# [EXERCISE AIM]
Repeat the material verbatim and drop the pictures.

# [Dataset records]
————————

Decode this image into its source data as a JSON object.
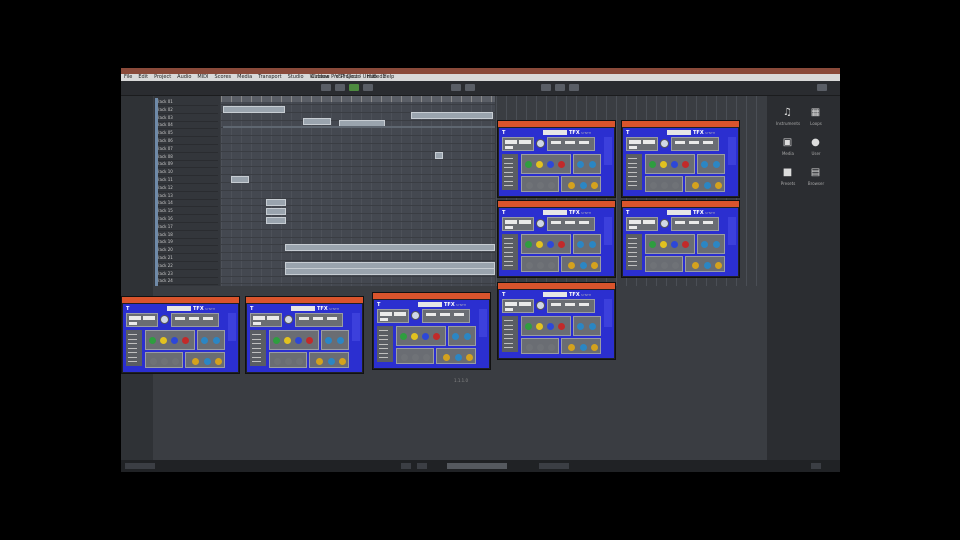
{
  "app": {
    "menu_items": [
      "File",
      "Edit",
      "Project",
      "Audio",
      "MIDI",
      "Scores",
      "Media",
      "Transport",
      "Studio",
      "Window",
      "VST Cloud",
      "Hub",
      "Help"
    ],
    "window_title": "Cubase Pro Project - Untitled1",
    "toolbar_label": "",
    "track_names": [
      "Track 01",
      "Track 02",
      "Track 03",
      "Track 04",
      "Track 05",
      "Track 06",
      "Track 07",
      "Track 08",
      "Track 09",
      "Track 10",
      "Track 11",
      "Track 12",
      "Track 13",
      "Track 14",
      "Track 15",
      "Track 16",
      "Track 17",
      "Track 18",
      "Track 19",
      "Track 20",
      "Track 21",
      "Track 22",
      "Track 23",
      "Track 24"
    ],
    "position_label": "1.1.1.0"
  },
  "right_panel": {
    "icons": [
      {
        "name": "piano-icon",
        "glyph": "♫",
        "label": "Instruments"
      },
      {
        "name": "keyboard-icon",
        "glyph": "▦",
        "label": "Loops"
      },
      {
        "name": "grid-icon",
        "glyph": "▣",
        "label": "Media"
      },
      {
        "name": "user-icon",
        "glyph": "●",
        "label": "User"
      },
      {
        "name": "stop-icon",
        "glyph": "■",
        "label": "Presets"
      },
      {
        "name": "drawer-icon",
        "glyph": "▤",
        "label": "Browser"
      }
    ]
  },
  "plugin": {
    "title": "Instrument",
    "logo_text": "T",
    "brand": "TFX",
    "brand_sub": "SYNTH",
    "colors": {
      "accent": "#d9542c",
      "body": "#2b2fd0",
      "panel": "#6a6d73"
    },
    "knob_colors": [
      "#2e9e3f",
      "#e2c21f",
      "#2d47d8",
      "#c22a2a",
      "#2b86c4",
      "#d4a21e",
      "#6f7277"
    ]
  }
}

————————

# [RESPONSE TO THE EXERCISE]
Decode this image into its source data as a JSON object.
{
  "app": {
    "menu_items": [
      "File",
      "Edit",
      "Project",
      "Audio",
      "MIDI",
      "Scores",
      "Media",
      "Transport",
      "Studio",
      "Window",
      "VST Cloud",
      "Hub",
      "Help"
    ],
    "window_title": "Cubase Pro Project - Untitled1",
    "toolbar_label": "",
    "track_names": [
      "Track 01",
      "Track 02",
      "Track 03",
      "Track 04",
      "Track 05",
      "Track 06",
      "Track 07",
      "Track 08",
      "Track 09",
      "Track 10",
      "Track 11",
      "Track 12",
      "Track 13",
      "Track 14",
      "Track 15",
      "Track 16",
      "Track 17",
      "Track 18",
      "Track 19",
      "Track 20",
      "Track 21",
      "Track 22",
      "Track 23",
      "Track 24"
    ],
    "position_label": "1.1.1.0"
  },
  "right_panel": {
    "icons": [
      {
        "name": "piano-icon",
        "glyph": "♫",
        "label": "Instruments"
      },
      {
        "name": "keyboard-icon",
        "glyph": "▦",
        "label": "Loops"
      },
      {
        "name": "grid-icon",
        "glyph": "▣",
        "label": "Media"
      },
      {
        "name": "user-icon",
        "glyph": "●",
        "label": "User"
      },
      {
        "name": "stop-icon",
        "glyph": "■",
        "label": "Presets"
      },
      {
        "name": "drawer-icon",
        "glyph": "▤",
        "label": "Browser"
      }
    ]
  },
  "plugin": {
    "title": "Instrument",
    "logo_text": "T",
    "brand": "TFX",
    "brand_sub": "SYNTH",
    "colors": {
      "accent": "#d9542c",
      "body": "#2b2fd0",
      "panel": "#6a6d73"
    },
    "knob_colors": [
      "#2e9e3f",
      "#e2c21f",
      "#2d47d8",
      "#c22a2a",
      "#2b86c4",
      "#d4a21e",
      "#6f7277"
    ]
  }
}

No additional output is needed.